Without the pictures, print each of the records below exactly as it appears.

Extracts from a graphics dataset >>
════════════════

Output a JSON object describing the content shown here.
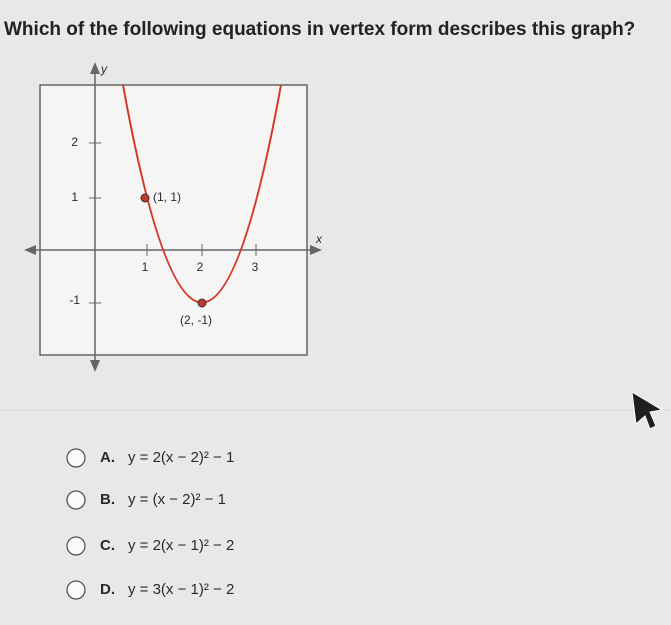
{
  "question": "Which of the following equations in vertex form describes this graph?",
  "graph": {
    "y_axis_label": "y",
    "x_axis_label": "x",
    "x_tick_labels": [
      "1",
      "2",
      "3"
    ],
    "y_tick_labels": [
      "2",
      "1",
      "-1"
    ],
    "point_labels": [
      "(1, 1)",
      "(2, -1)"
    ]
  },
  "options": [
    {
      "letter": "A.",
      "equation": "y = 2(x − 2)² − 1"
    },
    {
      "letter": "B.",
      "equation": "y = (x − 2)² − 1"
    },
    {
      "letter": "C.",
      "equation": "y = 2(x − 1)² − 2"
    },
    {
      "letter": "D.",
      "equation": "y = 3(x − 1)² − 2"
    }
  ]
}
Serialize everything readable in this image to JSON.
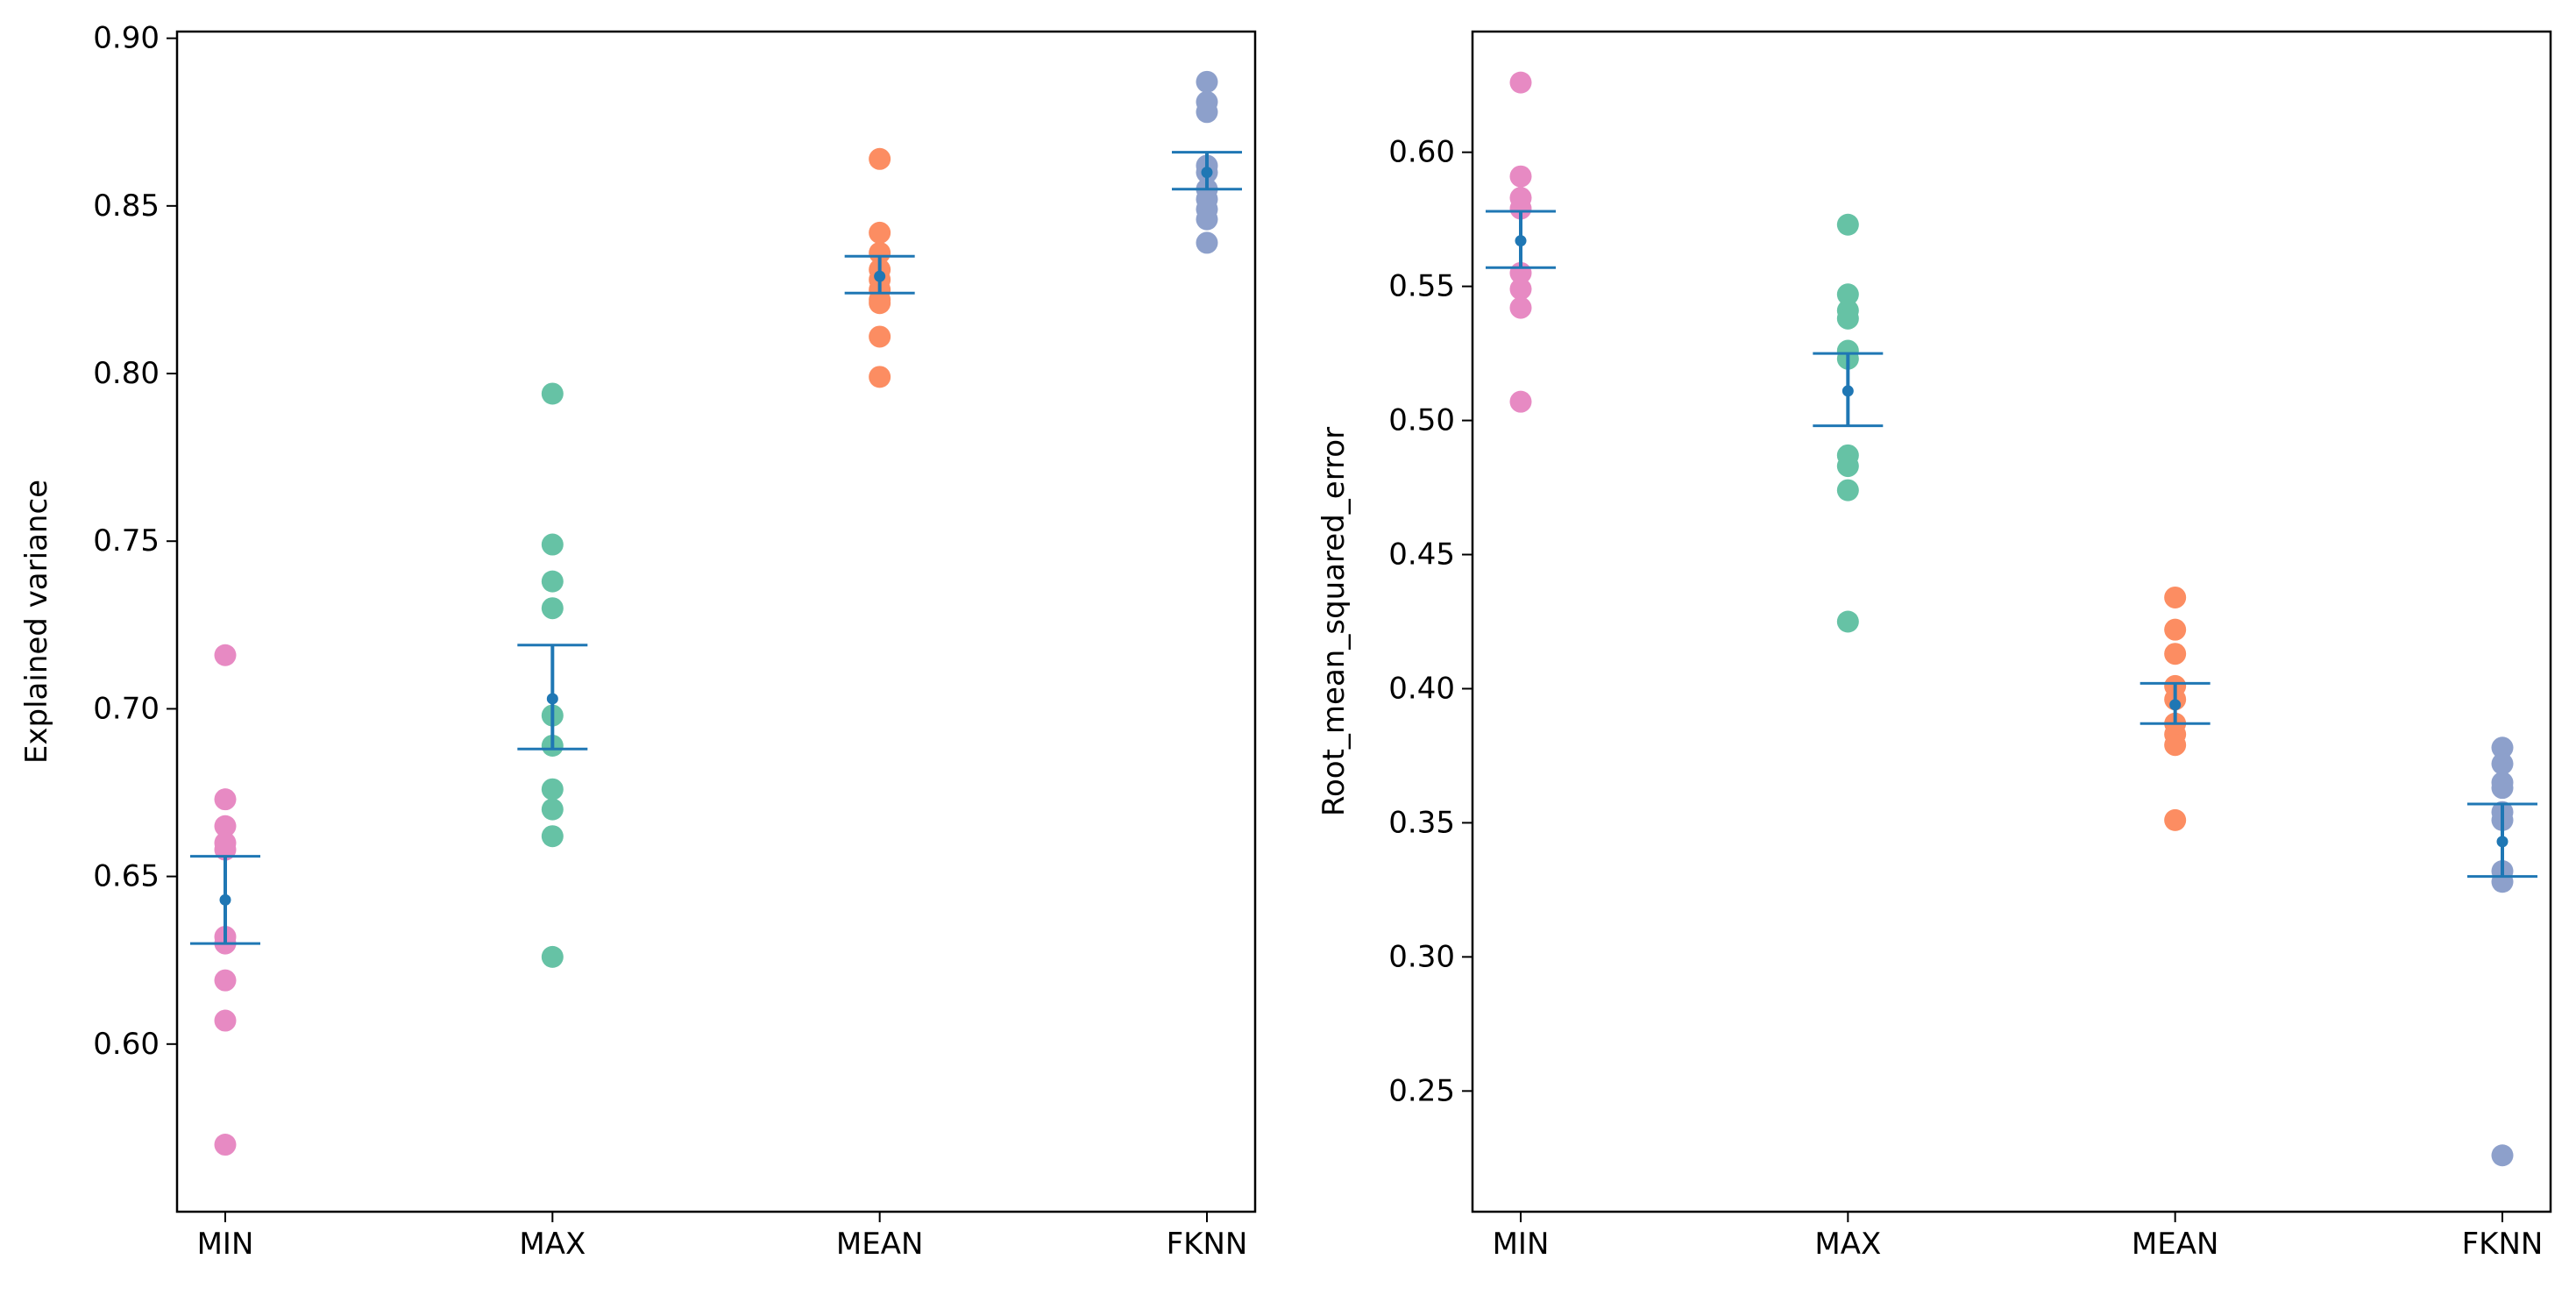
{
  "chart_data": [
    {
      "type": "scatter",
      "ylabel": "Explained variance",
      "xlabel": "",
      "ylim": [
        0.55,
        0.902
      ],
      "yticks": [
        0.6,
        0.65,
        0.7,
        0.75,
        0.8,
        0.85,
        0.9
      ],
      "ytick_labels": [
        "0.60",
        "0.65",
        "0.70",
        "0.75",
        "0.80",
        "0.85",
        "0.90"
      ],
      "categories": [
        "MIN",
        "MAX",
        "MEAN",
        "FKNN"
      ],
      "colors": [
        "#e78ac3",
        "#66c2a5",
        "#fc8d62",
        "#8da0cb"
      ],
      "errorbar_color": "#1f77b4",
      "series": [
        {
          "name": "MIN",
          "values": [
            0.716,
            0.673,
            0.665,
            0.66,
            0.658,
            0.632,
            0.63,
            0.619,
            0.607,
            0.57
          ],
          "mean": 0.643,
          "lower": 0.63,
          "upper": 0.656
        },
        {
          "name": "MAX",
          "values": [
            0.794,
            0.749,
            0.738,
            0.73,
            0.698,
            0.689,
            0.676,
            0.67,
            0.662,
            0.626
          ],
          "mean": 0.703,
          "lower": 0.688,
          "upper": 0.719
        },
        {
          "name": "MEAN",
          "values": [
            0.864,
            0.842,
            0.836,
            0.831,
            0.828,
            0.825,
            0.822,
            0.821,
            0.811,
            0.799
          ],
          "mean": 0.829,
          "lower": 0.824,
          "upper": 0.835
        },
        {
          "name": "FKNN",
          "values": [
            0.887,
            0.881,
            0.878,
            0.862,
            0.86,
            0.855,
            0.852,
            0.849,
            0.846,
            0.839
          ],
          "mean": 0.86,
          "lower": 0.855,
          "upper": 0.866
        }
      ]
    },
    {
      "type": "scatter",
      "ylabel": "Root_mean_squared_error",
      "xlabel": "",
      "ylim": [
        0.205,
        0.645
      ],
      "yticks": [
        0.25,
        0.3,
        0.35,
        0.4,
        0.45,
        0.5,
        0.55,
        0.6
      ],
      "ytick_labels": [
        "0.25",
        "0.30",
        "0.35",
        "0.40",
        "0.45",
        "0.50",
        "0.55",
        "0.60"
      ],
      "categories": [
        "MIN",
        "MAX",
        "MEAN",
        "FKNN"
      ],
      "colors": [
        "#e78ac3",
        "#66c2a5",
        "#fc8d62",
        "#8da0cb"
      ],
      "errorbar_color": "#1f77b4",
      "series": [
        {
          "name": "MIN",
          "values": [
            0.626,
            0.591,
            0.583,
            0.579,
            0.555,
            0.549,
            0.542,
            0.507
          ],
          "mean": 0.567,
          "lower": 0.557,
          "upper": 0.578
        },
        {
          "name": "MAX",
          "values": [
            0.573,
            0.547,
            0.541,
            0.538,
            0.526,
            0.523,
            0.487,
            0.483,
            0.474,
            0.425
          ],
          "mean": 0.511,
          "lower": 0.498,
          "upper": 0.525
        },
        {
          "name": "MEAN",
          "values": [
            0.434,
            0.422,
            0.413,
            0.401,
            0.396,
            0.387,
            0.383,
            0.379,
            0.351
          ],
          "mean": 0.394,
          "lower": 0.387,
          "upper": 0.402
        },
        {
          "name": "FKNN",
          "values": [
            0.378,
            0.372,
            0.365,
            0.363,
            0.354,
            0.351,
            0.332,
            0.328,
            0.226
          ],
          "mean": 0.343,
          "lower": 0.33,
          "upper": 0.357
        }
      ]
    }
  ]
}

════════════════

Result >>
Output a JSON object describing the content shown here.
{
  "question": "Which of the following equations in vertex form describes this graph?",
  "graph": {
    "y_axis_label": "y",
    "x_axis_label": "x",
    "x_tick_labels": [
      "1",
      "2",
      "3"
    ],
    "y_tick_labels": [
      "2",
      "1",
      "-1"
    ],
    "point_labels": [
      "(1, 1)",
      "(2, -1)"
    ]
  },
  "options": [
    {
      "letter": "A.",
      "equation": "y = 2(x − 2)² − 1"
    },
    {
      "letter": "B.",
      "equation": "y = (x − 2)² − 1"
    },
    {
      "letter": "C.",
      "equation": "y = 2(x − 1)² − 2"
    },
    {
      "letter": "D.",
      "equation": "y = 3(x − 1)² − 2"
    }
  ]
}
Serialize everything readable in this image to JSON.
{
  "chart_data": [
    {
      "type": "scatter",
      "ylabel": "Explained variance",
      "xlabel": "",
      "ylim": [
        0.55,
        0.902
      ],
      "yticks": [
        0.6,
        0.65,
        0.7,
        0.75,
        0.8,
        0.85,
        0.9
      ],
      "ytick_labels": [
        "0.60",
        "0.65",
        "0.70",
        "0.75",
        "0.80",
        "0.85",
        "0.90"
      ],
      "categories": [
        "MIN",
        "MAX",
        "MEAN",
        "FKNN"
      ],
      "colors": [
        "#e78ac3",
        "#66c2a5",
        "#fc8d62",
        "#8da0cb"
      ],
      "errorbar_color": "#1f77b4",
      "series": [
        {
          "name": "MIN",
          "values": [
            0.716,
            0.673,
            0.665,
            0.66,
            0.658,
            0.632,
            0.63,
            0.619,
            0.607,
            0.57
          ],
          "mean": 0.643,
          "lower": 0.63,
          "upper": 0.656
        },
        {
          "name": "MAX",
          "values": [
            0.794,
            0.749,
            0.738,
            0.73,
            0.698,
            0.689,
            0.676,
            0.67,
            0.662,
            0.626
          ],
          "mean": 0.703,
          "lower": 0.688,
          "upper": 0.719
        },
        {
          "name": "MEAN",
          "values": [
            0.864,
            0.842,
            0.836,
            0.831,
            0.828,
            0.825,
            0.822,
            0.821,
            0.811,
            0.799
          ],
          "mean": 0.829,
          "lower": 0.824,
          "upper": 0.835
        },
        {
          "name": "FKNN",
          "values": [
            0.887,
            0.881,
            0.878,
            0.862,
            0.86,
            0.855,
            0.852,
            0.849,
            0.846,
            0.839
          ],
          "mean": 0.86,
          "lower": 0.855,
          "upper": 0.866
        }
      ]
    },
    {
      "type": "scatter",
      "ylabel": "Root_mean_squared_error",
      "xlabel": "",
      "ylim": [
        0.205,
        0.645
      ],
      "yticks": [
        0.25,
        0.3,
        0.35,
        0.4,
        0.45,
        0.5,
        0.55,
        0.6
      ],
      "ytick_labels": [
        "0.25",
        "0.30",
        "0.35",
        "0.40",
        "0.45",
        "0.50",
        "0.55",
        "0.60"
      ],
      "categories": [
        "MIN",
        "MAX",
        "MEAN",
        "FKNN"
      ],
      "colors": [
        "#e78ac3",
        "#66c2a5",
        "#fc8d62",
        "#8da0cb"
      ],
      "errorbar_color": "#1f77b4",
      "series": [
        {
          "name": "MIN",
          "values": [
            0.626,
            0.591,
            0.583,
            0.579,
            0.555,
            0.549,
            0.542,
            0.507
          ],
          "mean": 0.567,
          "lower": 0.557,
          "upper": 0.578
        },
        {
          "name": "MAX",
          "values": [
            0.573,
            0.547,
            0.541,
            0.538,
            0.526,
            0.523,
            0.487,
            0.483,
            0.474,
            0.425
          ],
          "mean": 0.511,
          "lower": 0.498,
          "upper": 0.525
        },
        {
          "name": "MEAN",
          "values": [
            0.434,
            0.422,
            0.413,
            0.401,
            0.396,
            0.387,
            0.383,
            0.379,
            0.351
          ],
          "mean": 0.394,
          "lower": 0.387,
          "upper": 0.402
        },
        {
          "name": "FKNN",
          "values": [
            0.378,
            0.372,
            0.365,
            0.363,
            0.354,
            0.351,
            0.332,
            0.328,
            0.226
          ],
          "mean": 0.343,
          "lower": 0.33,
          "upper": 0.357
        }
      ]
    }
  ]
}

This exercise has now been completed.